» **Stored data**:
|---|

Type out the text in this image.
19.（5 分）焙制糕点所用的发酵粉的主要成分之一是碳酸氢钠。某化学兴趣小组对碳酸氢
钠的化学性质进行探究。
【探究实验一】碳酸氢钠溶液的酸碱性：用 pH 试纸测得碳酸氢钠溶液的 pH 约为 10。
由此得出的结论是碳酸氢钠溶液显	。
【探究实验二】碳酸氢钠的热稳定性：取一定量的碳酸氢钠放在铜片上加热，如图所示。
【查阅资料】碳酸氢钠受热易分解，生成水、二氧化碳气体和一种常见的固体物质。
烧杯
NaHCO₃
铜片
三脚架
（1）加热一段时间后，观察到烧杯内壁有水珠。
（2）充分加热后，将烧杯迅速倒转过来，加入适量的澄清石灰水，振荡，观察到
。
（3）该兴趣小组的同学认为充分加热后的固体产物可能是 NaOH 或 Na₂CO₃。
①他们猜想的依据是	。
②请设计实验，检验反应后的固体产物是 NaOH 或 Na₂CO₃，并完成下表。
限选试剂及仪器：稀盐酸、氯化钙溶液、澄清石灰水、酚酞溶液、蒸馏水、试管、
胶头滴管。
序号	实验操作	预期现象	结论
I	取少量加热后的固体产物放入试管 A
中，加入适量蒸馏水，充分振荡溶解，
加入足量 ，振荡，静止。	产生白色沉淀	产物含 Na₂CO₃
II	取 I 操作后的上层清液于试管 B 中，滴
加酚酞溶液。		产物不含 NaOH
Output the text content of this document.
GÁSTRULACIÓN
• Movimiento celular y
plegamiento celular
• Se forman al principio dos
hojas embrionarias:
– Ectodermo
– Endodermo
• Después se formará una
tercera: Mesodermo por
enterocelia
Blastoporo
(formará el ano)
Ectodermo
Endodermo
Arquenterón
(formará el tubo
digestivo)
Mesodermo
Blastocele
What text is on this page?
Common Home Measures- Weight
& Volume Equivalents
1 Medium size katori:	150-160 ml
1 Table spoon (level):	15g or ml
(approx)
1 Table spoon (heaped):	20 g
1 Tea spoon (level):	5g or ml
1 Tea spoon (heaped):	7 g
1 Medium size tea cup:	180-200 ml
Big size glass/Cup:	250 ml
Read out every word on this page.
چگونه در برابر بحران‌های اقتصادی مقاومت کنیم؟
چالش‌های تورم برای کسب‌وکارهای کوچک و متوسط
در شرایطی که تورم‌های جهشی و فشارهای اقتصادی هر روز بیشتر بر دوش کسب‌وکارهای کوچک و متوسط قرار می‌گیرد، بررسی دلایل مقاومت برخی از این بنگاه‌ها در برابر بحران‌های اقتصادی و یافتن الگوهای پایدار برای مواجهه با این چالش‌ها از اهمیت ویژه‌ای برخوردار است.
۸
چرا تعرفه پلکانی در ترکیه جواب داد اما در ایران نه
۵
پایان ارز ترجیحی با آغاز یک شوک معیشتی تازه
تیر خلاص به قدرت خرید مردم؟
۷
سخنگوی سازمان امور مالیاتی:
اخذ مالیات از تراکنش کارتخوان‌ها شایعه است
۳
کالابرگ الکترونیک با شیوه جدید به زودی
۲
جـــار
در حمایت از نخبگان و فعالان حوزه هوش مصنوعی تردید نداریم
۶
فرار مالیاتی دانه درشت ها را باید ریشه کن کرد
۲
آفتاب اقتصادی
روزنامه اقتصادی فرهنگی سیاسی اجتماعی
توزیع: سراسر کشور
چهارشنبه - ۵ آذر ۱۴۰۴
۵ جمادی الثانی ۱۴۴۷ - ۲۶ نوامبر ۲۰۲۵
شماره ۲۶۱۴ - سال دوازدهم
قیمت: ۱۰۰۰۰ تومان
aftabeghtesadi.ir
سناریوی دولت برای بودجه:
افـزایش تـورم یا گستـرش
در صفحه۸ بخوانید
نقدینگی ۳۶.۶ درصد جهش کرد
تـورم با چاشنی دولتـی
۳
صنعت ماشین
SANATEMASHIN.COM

|---|

» **Short problem**: Copy out all of the lines above exactly.

» **Result of the task**:
Type out the text in this image.
19.（5 分）焙制糕点所用的发酵粉的主要成分之一是碳酸氢钠。某化学兴趣小组对碳酸氢
钠的化学性质进行探究。
【探究实验一】碳酸氢钠溶液的酸碱性：用 pH 试纸测得碳酸氢钠溶液的 pH 约为 10。
由此得出的结论是碳酸氢钠溶液显	。
【探究实验二】碳酸氢钠的热稳定性：取一定量的碳酸氢钠放在铜片上加热，如图所示。
【查阅资料】碳酸氢钠受热易分解，生成水、二氧化碳气体和一种常见的固体物质。
烧杯
NaHCO₃
铜片
三脚架
（1）加热一段时间后，观察到烧杯内壁有水珠。
（2）充分加热后，将烧杯迅速倒转过来，加入适量的澄清石灰水，振荡，观察到
。
（3）该兴趣小组的同学认为充分加热后的固体产物可能是 NaOH 或 Na₂CO₃。
①他们猜想的依据是	。
②请设计实验，检验反应后的固体产物是 NaOH 或 Na₂CO₃，并完成下表。
限选试剂及仪器：稀盐酸、氯化钙溶液、澄清石灰水、酚酞溶液、蒸馏水、试管、
胶头滴管。
序号	实验操作	预期现象	结论
I	取少量加热后的固体产物放入试管 A
中，加入适量蒸馏水，充分振荡溶解，
加入足量 ，振荡，静止。	产生白色沉淀	产物含 Na₂CO₃
II	取 I 操作后的上层清液于试管 B 中，滴
加酚酞溶液。		产物不含 NaOH
Output the text content of this document.
GÁSTRULACIÓN
• Movimiento celular y
plegamiento celular
• Se forman al principio dos
hojas embrionarias:
– Ectodermo
– Endodermo
• Después se formará una
tercera: Mesodermo por
enterocelia
Blastoporo
(formará el ano)
Ectodermo
Endodermo
Arquenterón
(formará el tubo
digestivo)
Mesodermo
Blastocele
What text is on this page?
Common Home Measures- Weight
& Volume Equivalents
1 Medium size katori:	150-160 ml
1 Table spoon (level):	15g or ml
(approx)
1 Table spoon (heaped):	20 g
1 Tea spoon (level):	5g or ml
1 Tea spoon (heaped):	7 g
1 Medium size tea cup:	180-200 ml
Big size glass/Cup:	250 ml
Read out every word on this page.
چگونه در برابر بحران‌های اقتصادی مقاومت کنیم؟
چالش‌های تورم برای کسب‌وکارهای کوچک و متوسط
در شرایطی که تورم‌های جهشی و فشارهای اقتصادی هر روز بیشتر بر دوش کسب‌وکارهای کوچک و متوسط قرار می‌گیرد، بررسی دلایل مقاومت برخی از این بنگاه‌ها در برابر بحران‌های اقتصادی و یافتن الگوهای پایدار برای مواجهه با این چالش‌ها از اهمیت ویژه‌ای برخوردار است.
۸
چرا تعرفه پلکانی در ترکیه جواب داد اما در ایران نه
۵
پایان ارز ترجیحی با آغاز یک شوک معیشتی تازه
تیر خلاص به قدرت خرید مردم؟
۷
سخنگوی سازمان امور مالیاتی:
اخذ مالیات از تراکنش کارتخوان‌ها شایعه است
۳
کالابرگ الکترونیک با شیوه جدید به زودی
۲
جـــار
در حمایت از نخبگان و فعالان حوزه هوش مصنوعی تردید نداریم
۶
فرار مالیاتی دانه درشت ها را باید ریشه کن کرد
۲
آفتاب اقتصادی
روزنامه اقتصادی فرهنگی سیاسی اجتماعی
توزیع: سراسر کشور
چهارشنبه - ۵ آذر ۱۴۰۴
۵ جمادی الثانی ۱۴۴۷ - ۲۶ نوامبر ۲۰۲۵
شماره ۲۶۱۴ - سال دوازدهم
قیمت: ۱۰۰۰۰ تومان
aftabeghtesadi.ir
سناریوی دولت برای بودجه:
افـزایش تـورم یا گستـرش
در صفحه۸ بخوانید
نقدینگی ۳۶.۶ درصد جهش کرد
تـورم با چاشنی دولتـی
۳
صنعت ماشین
SANATEMASHIN.COM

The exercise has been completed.